Collected data entries
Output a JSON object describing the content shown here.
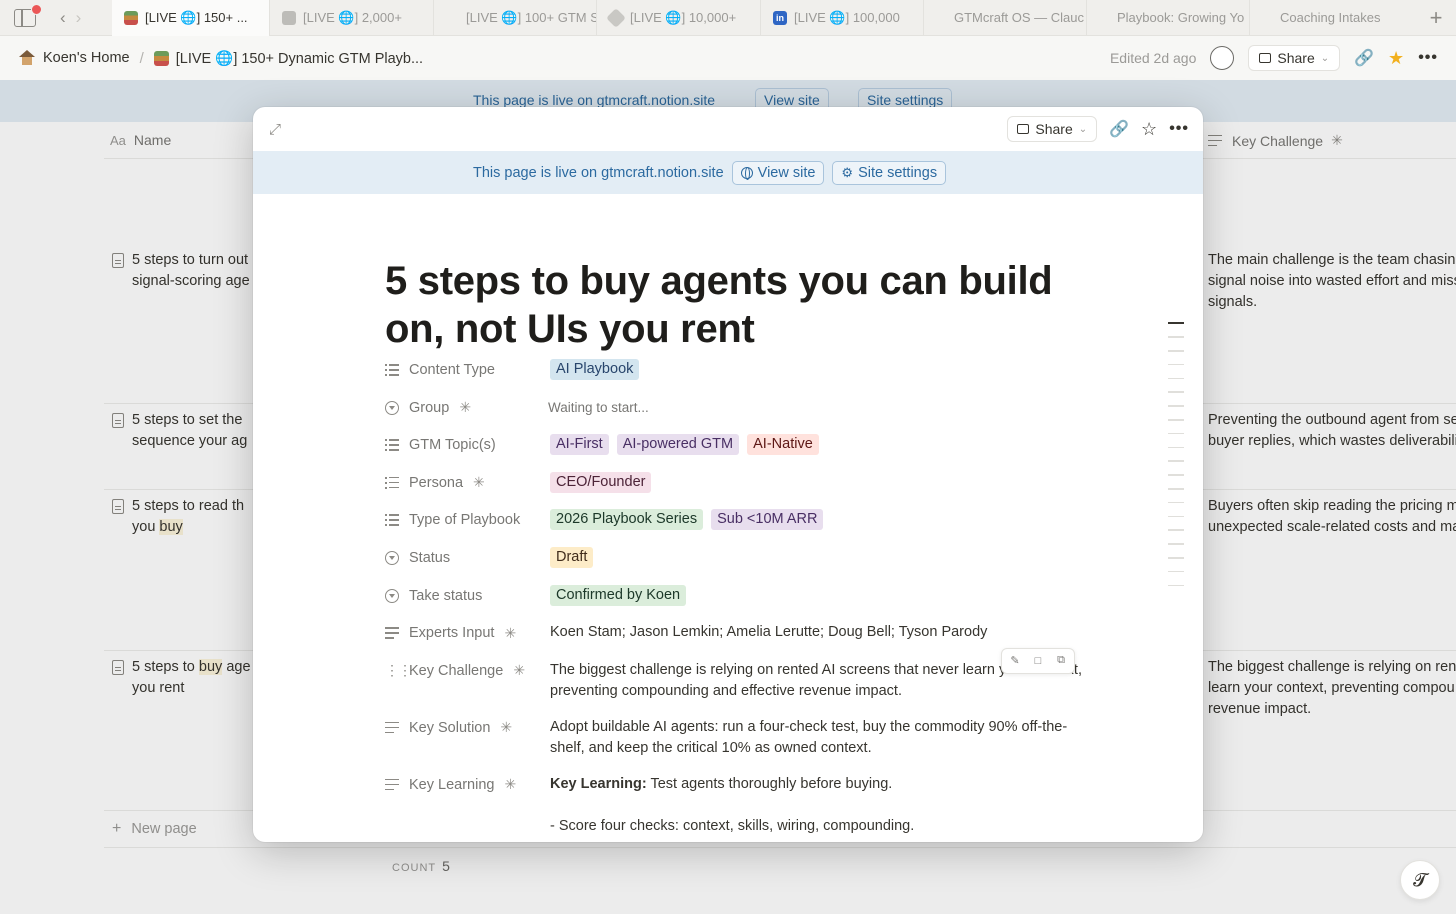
{
  "tabs": [
    {
      "label": "[LIVE 🌐] 150+ ...",
      "icon": "books-icon",
      "active": true
    },
    {
      "label": "[LIVE 🌐] 2,000+",
      "icon": "microphone-icon"
    },
    {
      "label": "[LIVE 🌐] 100+ GTM S",
      "icon": ""
    },
    {
      "label": "[LIVE 🌐] 10,000+",
      "icon": "tag-icon"
    },
    {
      "label": "[LIVE 🌐] 100,000",
      "icon": "linkedin-icon"
    },
    {
      "label": "GTMcraft OS — Clauc",
      "icon": ""
    },
    {
      "label": "Playbook: Growing Yo",
      "icon": ""
    },
    {
      "label": "Coaching Intakes",
      "icon": ""
    }
  ],
  "topbar": {
    "home": "Koen's Home",
    "page": "[LIVE 🌐] 150+ Dynamic GTM Playb...",
    "edited": "Edited 2d ago",
    "share": "Share"
  },
  "site_banner": {
    "text": "This page is live on gtmcraft.notion.site",
    "view_site": "View site",
    "site_settings": "Site settings"
  },
  "table": {
    "name_header": "Name",
    "challenge_header": "Key Challenge",
    "rows": [
      {
        "name_l1": "5 steps to turn out",
        "name_l2": "signal-scoring age",
        "chal": [
          "The main challenge is the team chasing",
          "signal noise into wasted effort and miss",
          "signals."
        ]
      },
      {
        "name_l1": "5 steps to set the",
        "name_l2": "sequence your ag",
        "chal": [
          "Preventing the outbound agent from se",
          "buyer replies, which wastes deliverabili"
        ]
      },
      {
        "name_l1": "5 steps to read th",
        "name_l2a": "you ",
        "name_l2b": "buy",
        "chal": [
          "Buyers often skip reading the pricing m",
          "unexpected scale-related costs and ma"
        ]
      },
      {
        "name_l1a": "5 steps to ",
        "name_l1b": "buy",
        "name_l1c": " age",
        "name_l2": "you rent",
        "chal": [
          "The biggest challenge is relying on rent",
          "learn your context, preventing compou",
          "revenue impact."
        ]
      }
    ],
    "new_page": "New page",
    "count_label": "COUNT",
    "count_value": "5"
  },
  "modal": {
    "share": "Share",
    "title": "5 steps to buy agents you can build on, not UIs you rent",
    "properties": {
      "content_type": {
        "label": "Content Type",
        "tags": [
          "AI Playbook"
        ]
      },
      "group": {
        "label": "Group",
        "value": "Waiting to start..."
      },
      "gtm_topics": {
        "label": "GTM Topic(s)",
        "tags": [
          "AI-First",
          "AI-powered GTM",
          "AI-Native"
        ]
      },
      "persona": {
        "label": "Persona",
        "tags": [
          "CEO/Founder"
        ]
      },
      "type_of_playbook": {
        "label": "Type of Playbook",
        "tags": [
          "2026 Playbook Series",
          "Sub <10M ARR"
        ]
      },
      "status": {
        "label": "Status",
        "value": "Draft"
      },
      "take_status": {
        "label": "Take status",
        "value": "Confirmed by Koen"
      },
      "experts_input": {
        "label": "Experts Input",
        "value": "Koen Stam; Jason Lemkin; Amelia Lerutte; Doug Bell; Tyson Parody"
      },
      "key_challenge": {
        "label": "Key Challenge",
        "value": "The biggest challenge is relying on rented AI screens that never learn your context, preventing compounding and effective revenue impact."
      },
      "key_solution": {
        "label": "Key Solution",
        "value": "Adopt buildable AI agents: run a four-check test, buy the commodity 90% off-the-shelf, and keep the critical 10% as owned context."
      },
      "key_learning": {
        "label": "Key Learning",
        "bold": "Key Learning:",
        "value": " Test agents thoroughly before buying.",
        "bullet": "- Score four checks: context, skills, wiring, compounding."
      }
    }
  },
  "colors": {
    "tag_blue": "#d3e5ef",
    "tag_purple": "#e8deee",
    "tag_red": "#ffe2dd",
    "tag_pink": "#f5e0e9",
    "tag_green": "#dbeddb",
    "tag_yellow": "#fdecc8",
    "banner_bg": "#e3edf5",
    "banner_text": "#2c6aa0"
  }
}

# Task details:
Write every entry out again exactly, dropping the pictures.

# Result for this exercise:
Output a JSON object describing the content shown here.
{
  "tabs": [
    {
      "label": "[LIVE 🌐] 150+ ...",
      "icon": "books-icon",
      "active": true
    },
    {
      "label": "[LIVE 🌐] 2,000+",
      "icon": "microphone-icon"
    },
    {
      "label": "[LIVE 🌐] 100+ GTM S",
      "icon": ""
    },
    {
      "label": "[LIVE 🌐] 10,000+",
      "icon": "tag-icon"
    },
    {
      "label": "[LIVE 🌐] 100,000",
      "icon": "linkedin-icon"
    },
    {
      "label": "GTMcraft OS — Clauc",
      "icon": ""
    },
    {
      "label": "Playbook: Growing Yo",
      "icon": ""
    },
    {
      "label": "Coaching Intakes",
      "icon": ""
    }
  ],
  "topbar": {
    "home": "Koen's Home",
    "page": "[LIVE 🌐] 150+ Dynamic GTM Playb...",
    "edited": "Edited 2d ago",
    "share": "Share"
  },
  "site_banner": {
    "text": "This page is live on gtmcraft.notion.site",
    "view_site": "View site",
    "site_settings": "Site settings"
  },
  "table": {
    "name_header": "Name",
    "challenge_header": "Key Challenge",
    "rows": [
      {
        "name_l1": "5 steps to turn out",
        "name_l2": "signal-scoring age",
        "chal": [
          "The main challenge is the team chasing",
          "signal noise into wasted effort and miss",
          "signals."
        ]
      },
      {
        "name_l1": "5 steps to set the",
        "name_l2": "sequence your ag",
        "chal": [
          "Preventing the outbound agent from se",
          "buyer replies, which wastes deliverabili"
        ]
      },
      {
        "name_l1": "5 steps to read th",
        "name_l2a": "you ",
        "name_l2b": "buy",
        "chal": [
          "Buyers often skip reading the pricing m",
          "unexpected scale-related costs and ma"
        ]
      },
      {
        "name_l1a": "5 steps to ",
        "name_l1b": "buy",
        "name_l1c": " age",
        "name_l2": "you rent",
        "chal": [
          "The biggest challenge is relying on rent",
          "learn your context, preventing compou",
          "revenue impact."
        ]
      }
    ],
    "new_page": "New page",
    "count_label": "COUNT",
    "count_value": "5"
  },
  "modal": {
    "share": "Share",
    "title": "5 steps to buy agents you can build on, not UIs you rent",
    "properties": {
      "content_type": {
        "label": "Content Type",
        "tags": [
          "AI Playbook"
        ]
      },
      "group": {
        "label": "Group",
        "value": "Waiting to start..."
      },
      "gtm_topics": {
        "label": "GTM Topic(s)",
        "tags": [
          "AI-First",
          "AI-powered GTM",
          "AI-Native"
        ]
      },
      "persona": {
        "label": "Persona",
        "tags": [
          "CEO/Founder"
        ]
      },
      "type_of_playbook": {
        "label": "Type of Playbook",
        "tags": [
          "2026 Playbook Series",
          "Sub <10M ARR"
        ]
      },
      "status": {
        "label": "Status",
        "value": "Draft"
      },
      "take_status": {
        "label": "Take status",
        "value": "Confirmed by Koen"
      },
      "experts_input": {
        "label": "Experts Input",
        "value": "Koen Stam; Jason Lemkin; Amelia Lerutte; Doug Bell; Tyson Parody"
      },
      "key_challenge": {
        "label": "Key Challenge",
        "value": "The biggest challenge is relying on rented AI screens that never learn your context, preventing compounding and effective revenue impact."
      },
      "key_solution": {
        "label": "Key Solution",
        "value": "Adopt buildable AI agents: run a four-check test, buy the commodity 90% off-the-shelf, and keep the critical 10% as owned context."
      },
      "key_learning": {
        "label": "Key Learning",
        "bold": "Key Learning:",
        "value": " Test agents thoroughly before buying.",
        "bullet": "- Score four checks: context, skills, wiring, compounding."
      }
    }
  },
  "colors": {
    "tag_blue": "#d3e5ef",
    "tag_purple": "#e8deee",
    "tag_red": "#ffe2dd",
    "tag_pink": "#f5e0e9",
    "tag_green": "#dbeddb",
    "tag_yellow": "#fdecc8",
    "banner_bg": "#e3edf5",
    "banner_text": "#2c6aa0"
  }
}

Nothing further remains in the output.